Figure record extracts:
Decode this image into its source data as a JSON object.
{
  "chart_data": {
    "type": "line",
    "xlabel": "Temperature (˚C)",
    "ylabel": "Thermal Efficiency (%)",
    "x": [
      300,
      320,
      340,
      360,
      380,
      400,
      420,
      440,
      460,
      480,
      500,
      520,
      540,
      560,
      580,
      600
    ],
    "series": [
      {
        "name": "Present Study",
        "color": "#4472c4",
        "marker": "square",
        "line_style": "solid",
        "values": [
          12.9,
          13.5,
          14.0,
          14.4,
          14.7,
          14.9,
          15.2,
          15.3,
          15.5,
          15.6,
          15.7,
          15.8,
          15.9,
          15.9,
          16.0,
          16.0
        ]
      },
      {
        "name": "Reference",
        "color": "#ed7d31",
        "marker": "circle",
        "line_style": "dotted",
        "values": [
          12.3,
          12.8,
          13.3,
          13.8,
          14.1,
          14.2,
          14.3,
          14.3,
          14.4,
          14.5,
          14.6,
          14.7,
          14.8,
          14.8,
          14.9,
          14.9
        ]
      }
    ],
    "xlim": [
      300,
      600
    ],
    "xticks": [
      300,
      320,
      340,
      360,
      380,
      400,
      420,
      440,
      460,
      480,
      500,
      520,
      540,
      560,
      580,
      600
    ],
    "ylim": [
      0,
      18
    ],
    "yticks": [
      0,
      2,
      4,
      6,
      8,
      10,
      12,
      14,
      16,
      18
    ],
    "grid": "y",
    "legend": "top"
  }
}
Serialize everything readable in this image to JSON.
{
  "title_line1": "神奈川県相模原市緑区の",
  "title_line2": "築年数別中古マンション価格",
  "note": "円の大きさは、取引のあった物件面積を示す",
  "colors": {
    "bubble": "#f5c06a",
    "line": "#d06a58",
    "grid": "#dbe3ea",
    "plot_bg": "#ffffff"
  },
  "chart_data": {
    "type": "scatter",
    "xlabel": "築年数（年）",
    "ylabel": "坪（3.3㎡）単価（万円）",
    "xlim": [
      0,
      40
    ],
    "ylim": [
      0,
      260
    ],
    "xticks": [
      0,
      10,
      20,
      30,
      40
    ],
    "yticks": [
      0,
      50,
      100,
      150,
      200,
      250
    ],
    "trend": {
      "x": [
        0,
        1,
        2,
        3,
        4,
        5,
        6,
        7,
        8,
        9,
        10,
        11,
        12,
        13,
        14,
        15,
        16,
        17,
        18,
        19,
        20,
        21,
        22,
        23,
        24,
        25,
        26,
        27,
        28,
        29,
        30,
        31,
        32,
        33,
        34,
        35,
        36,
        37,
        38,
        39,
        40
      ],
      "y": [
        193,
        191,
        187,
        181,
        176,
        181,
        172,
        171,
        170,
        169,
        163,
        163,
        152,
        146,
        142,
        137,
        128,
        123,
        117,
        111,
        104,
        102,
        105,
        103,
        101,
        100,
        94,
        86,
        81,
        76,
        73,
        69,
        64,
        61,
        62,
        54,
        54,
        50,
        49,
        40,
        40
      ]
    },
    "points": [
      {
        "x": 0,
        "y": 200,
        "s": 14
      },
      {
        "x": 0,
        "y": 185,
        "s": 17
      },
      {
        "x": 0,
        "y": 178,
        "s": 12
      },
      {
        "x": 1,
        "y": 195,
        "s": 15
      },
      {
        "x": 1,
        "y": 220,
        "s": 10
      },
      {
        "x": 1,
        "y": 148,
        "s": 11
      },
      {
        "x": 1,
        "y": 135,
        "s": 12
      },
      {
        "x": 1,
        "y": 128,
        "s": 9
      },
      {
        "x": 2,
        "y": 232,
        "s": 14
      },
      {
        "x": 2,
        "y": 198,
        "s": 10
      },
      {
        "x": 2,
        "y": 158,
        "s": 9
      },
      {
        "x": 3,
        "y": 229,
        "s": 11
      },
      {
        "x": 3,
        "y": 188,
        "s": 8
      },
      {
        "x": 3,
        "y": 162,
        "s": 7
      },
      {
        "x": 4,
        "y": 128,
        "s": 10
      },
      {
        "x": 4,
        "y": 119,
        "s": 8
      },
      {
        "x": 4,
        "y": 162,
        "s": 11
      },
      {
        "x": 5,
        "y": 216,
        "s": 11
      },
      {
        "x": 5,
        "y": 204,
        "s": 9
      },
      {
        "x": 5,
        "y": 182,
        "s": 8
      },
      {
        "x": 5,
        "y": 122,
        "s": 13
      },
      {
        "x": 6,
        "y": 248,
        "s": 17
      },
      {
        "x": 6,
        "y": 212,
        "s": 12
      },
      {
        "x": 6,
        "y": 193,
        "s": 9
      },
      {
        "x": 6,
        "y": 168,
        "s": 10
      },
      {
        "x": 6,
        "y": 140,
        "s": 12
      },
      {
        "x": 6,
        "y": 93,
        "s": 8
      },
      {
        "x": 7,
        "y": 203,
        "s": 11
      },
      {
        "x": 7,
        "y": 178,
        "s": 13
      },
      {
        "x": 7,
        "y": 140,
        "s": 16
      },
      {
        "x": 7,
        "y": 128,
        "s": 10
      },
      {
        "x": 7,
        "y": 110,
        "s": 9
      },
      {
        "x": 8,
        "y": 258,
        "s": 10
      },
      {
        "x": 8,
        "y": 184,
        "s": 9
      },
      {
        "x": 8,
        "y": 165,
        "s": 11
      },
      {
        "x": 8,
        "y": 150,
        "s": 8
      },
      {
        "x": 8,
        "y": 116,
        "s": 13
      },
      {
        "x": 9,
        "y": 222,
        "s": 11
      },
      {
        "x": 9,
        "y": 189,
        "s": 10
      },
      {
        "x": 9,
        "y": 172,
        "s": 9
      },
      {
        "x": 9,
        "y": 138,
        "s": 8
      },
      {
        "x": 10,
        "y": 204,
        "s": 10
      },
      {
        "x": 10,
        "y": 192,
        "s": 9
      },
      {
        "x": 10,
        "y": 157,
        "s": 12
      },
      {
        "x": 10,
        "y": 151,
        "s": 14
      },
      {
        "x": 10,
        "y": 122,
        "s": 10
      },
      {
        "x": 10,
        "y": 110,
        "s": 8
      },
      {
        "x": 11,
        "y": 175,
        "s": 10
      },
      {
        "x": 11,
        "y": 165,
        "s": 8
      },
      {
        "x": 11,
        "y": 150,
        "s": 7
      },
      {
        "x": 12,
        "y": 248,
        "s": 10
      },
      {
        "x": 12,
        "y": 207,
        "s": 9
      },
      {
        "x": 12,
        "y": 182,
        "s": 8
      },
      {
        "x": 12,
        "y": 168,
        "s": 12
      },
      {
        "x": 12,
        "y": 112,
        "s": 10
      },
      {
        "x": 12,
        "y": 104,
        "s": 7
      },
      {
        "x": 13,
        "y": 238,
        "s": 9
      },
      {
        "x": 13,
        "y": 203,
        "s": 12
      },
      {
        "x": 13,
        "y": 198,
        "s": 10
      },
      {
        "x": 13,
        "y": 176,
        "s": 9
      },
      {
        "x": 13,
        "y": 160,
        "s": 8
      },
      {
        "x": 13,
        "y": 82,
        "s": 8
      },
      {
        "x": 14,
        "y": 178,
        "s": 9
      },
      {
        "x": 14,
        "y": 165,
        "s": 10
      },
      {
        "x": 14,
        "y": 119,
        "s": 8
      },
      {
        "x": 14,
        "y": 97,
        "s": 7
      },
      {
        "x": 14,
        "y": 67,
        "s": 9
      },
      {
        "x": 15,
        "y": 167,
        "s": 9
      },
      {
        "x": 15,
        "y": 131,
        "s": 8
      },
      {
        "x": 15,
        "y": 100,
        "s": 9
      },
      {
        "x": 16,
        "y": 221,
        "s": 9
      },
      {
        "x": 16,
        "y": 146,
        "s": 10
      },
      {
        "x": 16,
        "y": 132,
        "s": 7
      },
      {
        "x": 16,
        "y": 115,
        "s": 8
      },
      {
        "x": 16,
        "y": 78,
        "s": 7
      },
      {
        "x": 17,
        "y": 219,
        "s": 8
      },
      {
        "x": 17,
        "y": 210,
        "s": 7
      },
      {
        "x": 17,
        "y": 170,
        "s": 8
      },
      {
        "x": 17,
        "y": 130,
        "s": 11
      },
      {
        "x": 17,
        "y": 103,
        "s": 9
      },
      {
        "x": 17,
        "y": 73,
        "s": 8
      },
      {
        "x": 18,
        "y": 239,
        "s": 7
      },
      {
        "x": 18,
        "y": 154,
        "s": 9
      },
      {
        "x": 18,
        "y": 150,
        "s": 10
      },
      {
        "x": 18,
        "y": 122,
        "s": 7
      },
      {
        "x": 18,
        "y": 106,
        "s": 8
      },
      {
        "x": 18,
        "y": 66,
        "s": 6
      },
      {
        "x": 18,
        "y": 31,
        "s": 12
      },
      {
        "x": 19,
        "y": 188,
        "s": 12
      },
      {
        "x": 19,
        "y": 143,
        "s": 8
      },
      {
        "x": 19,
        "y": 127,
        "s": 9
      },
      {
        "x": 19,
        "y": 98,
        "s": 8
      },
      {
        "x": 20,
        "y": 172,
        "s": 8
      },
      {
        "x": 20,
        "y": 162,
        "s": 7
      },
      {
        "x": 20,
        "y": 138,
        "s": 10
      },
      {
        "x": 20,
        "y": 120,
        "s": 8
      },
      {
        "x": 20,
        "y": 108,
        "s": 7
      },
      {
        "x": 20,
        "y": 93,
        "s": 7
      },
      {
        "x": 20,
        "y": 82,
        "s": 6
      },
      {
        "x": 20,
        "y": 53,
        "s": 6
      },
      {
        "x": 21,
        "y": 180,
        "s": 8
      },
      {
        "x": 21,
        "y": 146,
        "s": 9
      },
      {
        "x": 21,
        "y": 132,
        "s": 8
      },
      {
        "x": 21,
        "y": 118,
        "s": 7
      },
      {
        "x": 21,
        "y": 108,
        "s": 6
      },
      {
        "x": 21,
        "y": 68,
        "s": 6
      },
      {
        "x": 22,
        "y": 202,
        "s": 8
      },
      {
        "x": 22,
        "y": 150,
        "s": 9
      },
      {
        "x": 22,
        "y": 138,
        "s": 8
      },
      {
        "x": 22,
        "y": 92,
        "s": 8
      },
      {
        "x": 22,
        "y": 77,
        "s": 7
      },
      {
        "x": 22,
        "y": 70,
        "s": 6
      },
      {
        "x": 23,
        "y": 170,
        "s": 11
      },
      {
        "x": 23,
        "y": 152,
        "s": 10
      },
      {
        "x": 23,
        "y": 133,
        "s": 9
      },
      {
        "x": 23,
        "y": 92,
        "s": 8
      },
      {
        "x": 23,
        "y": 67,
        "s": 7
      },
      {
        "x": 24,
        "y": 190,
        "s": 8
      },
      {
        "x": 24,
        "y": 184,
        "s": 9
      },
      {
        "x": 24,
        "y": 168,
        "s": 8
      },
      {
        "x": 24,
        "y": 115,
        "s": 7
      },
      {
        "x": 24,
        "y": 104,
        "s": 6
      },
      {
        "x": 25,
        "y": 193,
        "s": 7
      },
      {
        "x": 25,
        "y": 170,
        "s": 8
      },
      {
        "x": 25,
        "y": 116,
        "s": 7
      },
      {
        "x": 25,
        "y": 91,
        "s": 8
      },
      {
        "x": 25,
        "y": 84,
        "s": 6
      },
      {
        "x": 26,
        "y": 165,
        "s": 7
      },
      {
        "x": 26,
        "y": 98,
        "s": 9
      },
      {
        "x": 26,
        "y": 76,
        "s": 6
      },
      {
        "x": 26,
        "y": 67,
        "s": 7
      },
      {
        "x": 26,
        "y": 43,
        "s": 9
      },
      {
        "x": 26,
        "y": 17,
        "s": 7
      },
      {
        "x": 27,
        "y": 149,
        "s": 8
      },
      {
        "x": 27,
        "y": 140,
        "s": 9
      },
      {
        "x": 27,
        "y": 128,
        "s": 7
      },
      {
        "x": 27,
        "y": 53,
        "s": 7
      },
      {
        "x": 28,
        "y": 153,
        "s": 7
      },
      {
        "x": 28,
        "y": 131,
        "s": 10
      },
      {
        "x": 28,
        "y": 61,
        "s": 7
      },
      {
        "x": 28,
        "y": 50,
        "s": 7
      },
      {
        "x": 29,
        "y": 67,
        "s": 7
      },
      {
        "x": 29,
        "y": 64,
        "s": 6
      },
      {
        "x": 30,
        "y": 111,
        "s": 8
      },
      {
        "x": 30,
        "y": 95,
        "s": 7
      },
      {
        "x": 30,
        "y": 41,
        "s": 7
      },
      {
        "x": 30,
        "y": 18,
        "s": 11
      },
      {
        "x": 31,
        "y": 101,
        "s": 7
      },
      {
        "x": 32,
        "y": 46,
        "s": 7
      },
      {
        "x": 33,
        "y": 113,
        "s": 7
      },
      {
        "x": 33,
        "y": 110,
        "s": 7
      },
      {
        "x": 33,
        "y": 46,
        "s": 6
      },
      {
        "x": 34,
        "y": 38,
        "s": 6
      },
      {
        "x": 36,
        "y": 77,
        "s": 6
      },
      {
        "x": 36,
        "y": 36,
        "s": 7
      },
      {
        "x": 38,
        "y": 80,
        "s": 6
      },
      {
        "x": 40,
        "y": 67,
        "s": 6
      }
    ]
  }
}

Written request:
Extract every line that has the string "ylabel" in it.

Finished exercise:
    "ylabel": "Thermal Efficiency (%)",
    "ylabel": "坪（3.3㎡）単価（万円）",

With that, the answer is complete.